▶ SOURCE DATA
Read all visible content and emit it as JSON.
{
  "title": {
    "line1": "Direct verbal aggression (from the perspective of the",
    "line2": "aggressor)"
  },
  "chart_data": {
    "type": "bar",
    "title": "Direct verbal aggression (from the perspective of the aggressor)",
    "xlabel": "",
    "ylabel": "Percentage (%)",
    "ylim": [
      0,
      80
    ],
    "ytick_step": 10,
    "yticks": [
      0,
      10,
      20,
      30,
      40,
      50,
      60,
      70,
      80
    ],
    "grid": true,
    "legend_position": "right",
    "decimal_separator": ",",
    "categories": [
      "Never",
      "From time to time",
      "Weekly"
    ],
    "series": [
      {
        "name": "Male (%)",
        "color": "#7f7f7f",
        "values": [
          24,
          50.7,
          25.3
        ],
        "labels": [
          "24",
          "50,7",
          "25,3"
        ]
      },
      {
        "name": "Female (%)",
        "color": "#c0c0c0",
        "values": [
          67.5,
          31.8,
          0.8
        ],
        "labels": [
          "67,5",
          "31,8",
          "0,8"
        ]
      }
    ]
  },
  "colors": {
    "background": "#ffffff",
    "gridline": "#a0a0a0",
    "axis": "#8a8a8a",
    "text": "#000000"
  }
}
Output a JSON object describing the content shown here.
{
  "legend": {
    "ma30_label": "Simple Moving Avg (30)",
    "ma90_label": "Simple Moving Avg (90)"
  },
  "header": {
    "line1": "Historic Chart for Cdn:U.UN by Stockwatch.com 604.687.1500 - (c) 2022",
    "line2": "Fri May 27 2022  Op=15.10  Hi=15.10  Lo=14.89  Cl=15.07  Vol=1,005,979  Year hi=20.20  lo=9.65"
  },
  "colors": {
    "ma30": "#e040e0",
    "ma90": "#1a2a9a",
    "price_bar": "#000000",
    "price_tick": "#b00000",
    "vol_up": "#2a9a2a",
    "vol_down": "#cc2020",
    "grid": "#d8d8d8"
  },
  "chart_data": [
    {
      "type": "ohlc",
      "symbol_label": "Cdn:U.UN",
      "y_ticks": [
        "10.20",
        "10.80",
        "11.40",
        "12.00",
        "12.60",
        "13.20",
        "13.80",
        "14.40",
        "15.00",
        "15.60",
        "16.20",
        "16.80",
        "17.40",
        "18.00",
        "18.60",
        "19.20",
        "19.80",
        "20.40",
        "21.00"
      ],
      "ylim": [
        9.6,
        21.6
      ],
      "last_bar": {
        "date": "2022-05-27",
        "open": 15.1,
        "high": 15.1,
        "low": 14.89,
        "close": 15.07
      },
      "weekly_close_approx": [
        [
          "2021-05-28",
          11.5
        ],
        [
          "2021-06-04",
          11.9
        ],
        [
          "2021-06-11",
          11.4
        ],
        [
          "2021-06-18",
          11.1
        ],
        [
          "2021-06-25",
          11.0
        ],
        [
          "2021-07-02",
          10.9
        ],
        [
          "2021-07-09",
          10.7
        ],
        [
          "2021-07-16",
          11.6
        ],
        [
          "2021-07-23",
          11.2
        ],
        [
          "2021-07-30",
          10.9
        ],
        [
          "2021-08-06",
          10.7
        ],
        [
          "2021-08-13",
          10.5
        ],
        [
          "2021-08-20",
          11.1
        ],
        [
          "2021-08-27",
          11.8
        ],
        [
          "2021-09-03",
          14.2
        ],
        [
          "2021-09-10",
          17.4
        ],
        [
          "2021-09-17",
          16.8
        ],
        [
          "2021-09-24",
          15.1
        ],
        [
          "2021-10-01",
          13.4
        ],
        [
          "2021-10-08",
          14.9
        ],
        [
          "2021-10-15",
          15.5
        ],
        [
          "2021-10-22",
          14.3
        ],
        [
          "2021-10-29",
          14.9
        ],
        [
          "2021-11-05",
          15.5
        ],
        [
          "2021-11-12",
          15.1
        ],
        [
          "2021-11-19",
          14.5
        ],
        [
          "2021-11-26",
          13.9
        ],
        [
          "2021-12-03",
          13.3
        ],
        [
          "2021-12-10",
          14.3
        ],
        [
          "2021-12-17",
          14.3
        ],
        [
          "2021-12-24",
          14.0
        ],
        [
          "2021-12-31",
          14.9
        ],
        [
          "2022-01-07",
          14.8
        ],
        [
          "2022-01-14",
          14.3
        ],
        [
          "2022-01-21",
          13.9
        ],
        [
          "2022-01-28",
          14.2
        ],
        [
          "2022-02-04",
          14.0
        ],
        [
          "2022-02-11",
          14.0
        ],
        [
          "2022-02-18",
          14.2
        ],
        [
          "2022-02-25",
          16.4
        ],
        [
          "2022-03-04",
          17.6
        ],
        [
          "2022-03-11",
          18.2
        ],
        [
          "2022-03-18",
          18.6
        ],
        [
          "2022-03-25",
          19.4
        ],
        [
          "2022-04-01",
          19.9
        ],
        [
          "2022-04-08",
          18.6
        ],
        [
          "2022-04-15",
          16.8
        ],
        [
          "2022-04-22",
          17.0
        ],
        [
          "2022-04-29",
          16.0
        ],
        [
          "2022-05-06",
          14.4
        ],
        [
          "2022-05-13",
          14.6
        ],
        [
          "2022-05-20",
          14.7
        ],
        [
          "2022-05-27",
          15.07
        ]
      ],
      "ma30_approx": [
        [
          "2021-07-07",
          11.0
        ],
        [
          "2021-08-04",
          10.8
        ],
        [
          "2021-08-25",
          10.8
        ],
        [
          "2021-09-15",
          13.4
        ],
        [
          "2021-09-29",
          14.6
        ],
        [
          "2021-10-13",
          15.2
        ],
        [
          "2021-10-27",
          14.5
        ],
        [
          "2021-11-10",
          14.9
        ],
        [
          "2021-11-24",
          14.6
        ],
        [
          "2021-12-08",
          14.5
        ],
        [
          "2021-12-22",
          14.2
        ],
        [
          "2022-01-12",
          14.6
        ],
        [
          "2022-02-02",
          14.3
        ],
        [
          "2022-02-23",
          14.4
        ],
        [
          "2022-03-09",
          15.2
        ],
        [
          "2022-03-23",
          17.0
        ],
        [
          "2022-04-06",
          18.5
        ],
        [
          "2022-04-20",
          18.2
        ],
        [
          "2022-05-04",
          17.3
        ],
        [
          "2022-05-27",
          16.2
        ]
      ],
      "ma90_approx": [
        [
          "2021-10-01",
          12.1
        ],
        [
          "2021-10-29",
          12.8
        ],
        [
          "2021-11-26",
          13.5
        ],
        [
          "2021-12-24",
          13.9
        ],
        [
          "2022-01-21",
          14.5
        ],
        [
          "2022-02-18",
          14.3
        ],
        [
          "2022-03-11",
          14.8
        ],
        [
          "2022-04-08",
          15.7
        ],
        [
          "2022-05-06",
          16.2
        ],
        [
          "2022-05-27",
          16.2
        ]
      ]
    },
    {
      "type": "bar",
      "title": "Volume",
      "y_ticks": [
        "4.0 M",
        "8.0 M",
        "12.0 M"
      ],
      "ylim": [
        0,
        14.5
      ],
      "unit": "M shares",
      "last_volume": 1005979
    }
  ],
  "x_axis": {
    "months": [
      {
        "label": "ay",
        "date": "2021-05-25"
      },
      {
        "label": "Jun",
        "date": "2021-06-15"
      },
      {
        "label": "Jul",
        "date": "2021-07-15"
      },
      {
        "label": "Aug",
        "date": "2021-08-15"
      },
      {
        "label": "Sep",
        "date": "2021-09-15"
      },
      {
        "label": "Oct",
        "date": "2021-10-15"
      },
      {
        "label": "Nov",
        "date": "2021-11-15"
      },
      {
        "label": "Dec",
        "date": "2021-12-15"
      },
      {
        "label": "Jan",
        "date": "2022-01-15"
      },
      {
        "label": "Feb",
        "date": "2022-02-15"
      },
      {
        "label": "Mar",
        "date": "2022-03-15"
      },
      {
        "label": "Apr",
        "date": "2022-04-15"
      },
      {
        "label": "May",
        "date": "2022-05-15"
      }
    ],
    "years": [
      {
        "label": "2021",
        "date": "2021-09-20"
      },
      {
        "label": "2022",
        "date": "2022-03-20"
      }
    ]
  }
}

▶ DO THIS
Find all lines where the word "perspective" appears. Copy them.

▶ EXPECTED ANSWER
    "line1": "Direct verbal aggression (from the perspective of the",
    "title": "Direct verbal aggression (from the perspective of the aggressor)",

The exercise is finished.